--- BEGIN Data lines ---
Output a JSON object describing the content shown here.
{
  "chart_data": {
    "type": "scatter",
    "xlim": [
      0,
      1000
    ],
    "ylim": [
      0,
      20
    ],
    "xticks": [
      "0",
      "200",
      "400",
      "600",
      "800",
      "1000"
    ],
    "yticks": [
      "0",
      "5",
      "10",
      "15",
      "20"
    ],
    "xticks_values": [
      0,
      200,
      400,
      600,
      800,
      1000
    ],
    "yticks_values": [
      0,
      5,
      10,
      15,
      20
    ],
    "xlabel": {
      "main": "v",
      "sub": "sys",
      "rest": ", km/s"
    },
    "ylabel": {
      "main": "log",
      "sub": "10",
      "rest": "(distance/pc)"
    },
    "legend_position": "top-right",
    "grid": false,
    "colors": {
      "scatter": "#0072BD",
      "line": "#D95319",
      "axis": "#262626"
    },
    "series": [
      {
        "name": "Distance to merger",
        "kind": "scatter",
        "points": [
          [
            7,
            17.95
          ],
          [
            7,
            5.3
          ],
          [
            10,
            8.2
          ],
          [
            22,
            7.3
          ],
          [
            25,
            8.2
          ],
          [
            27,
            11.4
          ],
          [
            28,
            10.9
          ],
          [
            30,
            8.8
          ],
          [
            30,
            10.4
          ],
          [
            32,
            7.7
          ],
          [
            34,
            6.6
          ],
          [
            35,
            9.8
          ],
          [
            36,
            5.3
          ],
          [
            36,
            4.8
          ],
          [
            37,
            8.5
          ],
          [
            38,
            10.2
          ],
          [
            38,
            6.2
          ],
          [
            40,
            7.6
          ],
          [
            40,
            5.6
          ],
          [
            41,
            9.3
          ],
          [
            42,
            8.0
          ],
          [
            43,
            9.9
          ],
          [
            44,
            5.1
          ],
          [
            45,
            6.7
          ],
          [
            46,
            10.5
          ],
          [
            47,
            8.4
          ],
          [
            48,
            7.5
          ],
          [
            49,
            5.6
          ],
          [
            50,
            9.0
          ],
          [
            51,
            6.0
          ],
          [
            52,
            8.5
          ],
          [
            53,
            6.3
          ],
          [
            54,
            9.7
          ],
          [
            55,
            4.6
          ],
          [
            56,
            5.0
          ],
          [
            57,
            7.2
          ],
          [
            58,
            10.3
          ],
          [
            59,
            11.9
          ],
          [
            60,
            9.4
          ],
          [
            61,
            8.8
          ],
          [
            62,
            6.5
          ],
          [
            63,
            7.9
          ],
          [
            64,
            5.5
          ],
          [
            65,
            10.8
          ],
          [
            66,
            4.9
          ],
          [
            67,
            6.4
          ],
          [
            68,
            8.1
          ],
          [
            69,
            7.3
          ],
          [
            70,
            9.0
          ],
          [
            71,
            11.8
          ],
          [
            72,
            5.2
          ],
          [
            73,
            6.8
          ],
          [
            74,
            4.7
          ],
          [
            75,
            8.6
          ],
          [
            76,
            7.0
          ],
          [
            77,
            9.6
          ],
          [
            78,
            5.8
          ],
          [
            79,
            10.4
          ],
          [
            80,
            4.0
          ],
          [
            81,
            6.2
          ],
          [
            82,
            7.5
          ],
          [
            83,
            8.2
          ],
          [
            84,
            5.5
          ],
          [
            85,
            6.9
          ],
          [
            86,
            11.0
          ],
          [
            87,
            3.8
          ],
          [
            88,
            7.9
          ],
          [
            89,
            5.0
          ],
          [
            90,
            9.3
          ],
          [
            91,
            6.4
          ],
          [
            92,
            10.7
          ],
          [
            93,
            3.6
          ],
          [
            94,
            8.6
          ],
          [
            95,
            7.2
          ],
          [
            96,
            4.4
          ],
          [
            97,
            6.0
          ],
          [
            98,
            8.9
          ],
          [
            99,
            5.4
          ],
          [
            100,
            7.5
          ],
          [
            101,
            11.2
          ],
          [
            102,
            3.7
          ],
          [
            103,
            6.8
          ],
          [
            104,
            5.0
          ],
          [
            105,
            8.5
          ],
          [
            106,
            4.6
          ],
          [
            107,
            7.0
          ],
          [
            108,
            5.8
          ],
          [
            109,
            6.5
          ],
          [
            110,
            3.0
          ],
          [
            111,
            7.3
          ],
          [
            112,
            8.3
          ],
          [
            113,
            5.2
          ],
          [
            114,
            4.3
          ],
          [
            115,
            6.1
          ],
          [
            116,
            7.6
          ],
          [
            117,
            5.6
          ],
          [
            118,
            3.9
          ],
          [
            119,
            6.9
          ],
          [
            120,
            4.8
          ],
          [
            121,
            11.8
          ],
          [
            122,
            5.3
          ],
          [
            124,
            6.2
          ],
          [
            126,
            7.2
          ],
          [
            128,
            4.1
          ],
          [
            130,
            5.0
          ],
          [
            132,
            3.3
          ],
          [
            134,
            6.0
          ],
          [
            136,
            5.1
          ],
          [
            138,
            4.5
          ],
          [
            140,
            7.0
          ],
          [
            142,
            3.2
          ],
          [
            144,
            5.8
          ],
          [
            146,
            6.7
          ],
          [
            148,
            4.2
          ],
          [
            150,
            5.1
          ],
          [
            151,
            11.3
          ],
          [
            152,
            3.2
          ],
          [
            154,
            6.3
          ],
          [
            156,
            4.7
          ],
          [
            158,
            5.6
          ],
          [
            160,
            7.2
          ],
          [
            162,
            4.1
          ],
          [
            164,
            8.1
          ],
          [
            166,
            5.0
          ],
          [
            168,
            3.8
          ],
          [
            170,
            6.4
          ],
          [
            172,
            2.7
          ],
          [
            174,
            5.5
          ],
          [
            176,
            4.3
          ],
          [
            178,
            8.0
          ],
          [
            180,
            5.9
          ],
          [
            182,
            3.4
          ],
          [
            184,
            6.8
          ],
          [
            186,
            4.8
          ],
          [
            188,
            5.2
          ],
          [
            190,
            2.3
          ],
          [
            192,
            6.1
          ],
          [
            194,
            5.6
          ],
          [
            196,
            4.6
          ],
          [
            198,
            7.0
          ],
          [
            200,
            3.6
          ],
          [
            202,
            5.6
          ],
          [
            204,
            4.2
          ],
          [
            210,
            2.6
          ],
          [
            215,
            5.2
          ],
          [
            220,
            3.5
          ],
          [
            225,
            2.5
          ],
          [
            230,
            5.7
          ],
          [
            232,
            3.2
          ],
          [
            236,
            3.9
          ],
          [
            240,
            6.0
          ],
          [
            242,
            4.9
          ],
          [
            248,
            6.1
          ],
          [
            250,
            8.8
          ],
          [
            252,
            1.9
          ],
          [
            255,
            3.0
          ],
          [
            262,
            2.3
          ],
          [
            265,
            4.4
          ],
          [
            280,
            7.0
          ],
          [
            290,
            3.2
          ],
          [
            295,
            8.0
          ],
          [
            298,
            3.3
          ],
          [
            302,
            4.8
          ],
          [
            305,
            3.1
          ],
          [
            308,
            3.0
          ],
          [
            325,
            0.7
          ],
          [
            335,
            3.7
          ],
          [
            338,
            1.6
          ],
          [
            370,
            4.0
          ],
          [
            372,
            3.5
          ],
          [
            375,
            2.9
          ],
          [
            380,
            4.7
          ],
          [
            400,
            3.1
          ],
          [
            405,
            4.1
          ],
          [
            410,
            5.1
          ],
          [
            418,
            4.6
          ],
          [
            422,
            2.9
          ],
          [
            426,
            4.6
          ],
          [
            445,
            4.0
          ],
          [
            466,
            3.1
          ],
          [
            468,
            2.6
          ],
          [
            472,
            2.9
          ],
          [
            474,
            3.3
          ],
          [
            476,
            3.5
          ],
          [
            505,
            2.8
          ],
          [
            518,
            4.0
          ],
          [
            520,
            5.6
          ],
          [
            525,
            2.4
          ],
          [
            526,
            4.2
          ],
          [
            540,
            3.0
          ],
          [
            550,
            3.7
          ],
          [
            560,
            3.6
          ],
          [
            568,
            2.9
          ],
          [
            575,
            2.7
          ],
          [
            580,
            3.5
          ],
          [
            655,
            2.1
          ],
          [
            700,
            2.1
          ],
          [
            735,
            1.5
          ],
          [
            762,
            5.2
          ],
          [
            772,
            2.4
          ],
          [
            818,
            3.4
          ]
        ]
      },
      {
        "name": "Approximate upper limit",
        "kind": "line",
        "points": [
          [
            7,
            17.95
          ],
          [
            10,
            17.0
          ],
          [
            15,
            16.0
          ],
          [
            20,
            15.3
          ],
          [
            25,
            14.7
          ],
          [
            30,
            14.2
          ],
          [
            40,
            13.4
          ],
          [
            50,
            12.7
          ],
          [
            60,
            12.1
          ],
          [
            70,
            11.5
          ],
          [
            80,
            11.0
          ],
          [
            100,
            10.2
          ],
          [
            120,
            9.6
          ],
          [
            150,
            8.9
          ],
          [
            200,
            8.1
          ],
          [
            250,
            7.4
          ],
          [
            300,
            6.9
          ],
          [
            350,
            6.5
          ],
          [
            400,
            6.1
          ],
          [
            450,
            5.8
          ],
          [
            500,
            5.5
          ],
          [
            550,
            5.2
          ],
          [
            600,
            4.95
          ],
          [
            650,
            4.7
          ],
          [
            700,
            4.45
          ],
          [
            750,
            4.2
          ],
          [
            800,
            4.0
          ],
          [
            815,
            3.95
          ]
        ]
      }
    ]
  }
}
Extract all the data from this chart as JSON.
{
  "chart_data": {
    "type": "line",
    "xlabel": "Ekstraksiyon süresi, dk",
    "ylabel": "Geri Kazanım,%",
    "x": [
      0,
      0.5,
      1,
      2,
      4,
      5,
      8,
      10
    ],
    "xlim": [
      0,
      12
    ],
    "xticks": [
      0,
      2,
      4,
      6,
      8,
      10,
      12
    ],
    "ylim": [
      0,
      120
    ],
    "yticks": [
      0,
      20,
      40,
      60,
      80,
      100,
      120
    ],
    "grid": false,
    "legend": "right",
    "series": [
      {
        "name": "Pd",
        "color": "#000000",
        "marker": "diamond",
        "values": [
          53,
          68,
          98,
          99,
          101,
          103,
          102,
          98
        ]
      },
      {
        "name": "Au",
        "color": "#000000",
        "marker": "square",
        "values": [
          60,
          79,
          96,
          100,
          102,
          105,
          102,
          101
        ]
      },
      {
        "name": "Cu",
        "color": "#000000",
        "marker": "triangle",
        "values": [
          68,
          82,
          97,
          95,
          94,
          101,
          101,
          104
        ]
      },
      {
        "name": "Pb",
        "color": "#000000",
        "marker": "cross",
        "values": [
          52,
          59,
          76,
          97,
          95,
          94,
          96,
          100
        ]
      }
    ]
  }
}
--- END Data lines ---
Directions for this task> Gather from the data above every line with the string "xlabel".

Response>
    "xlabel": {
    "xlabel": "Ekstraksiyon süresi, dk",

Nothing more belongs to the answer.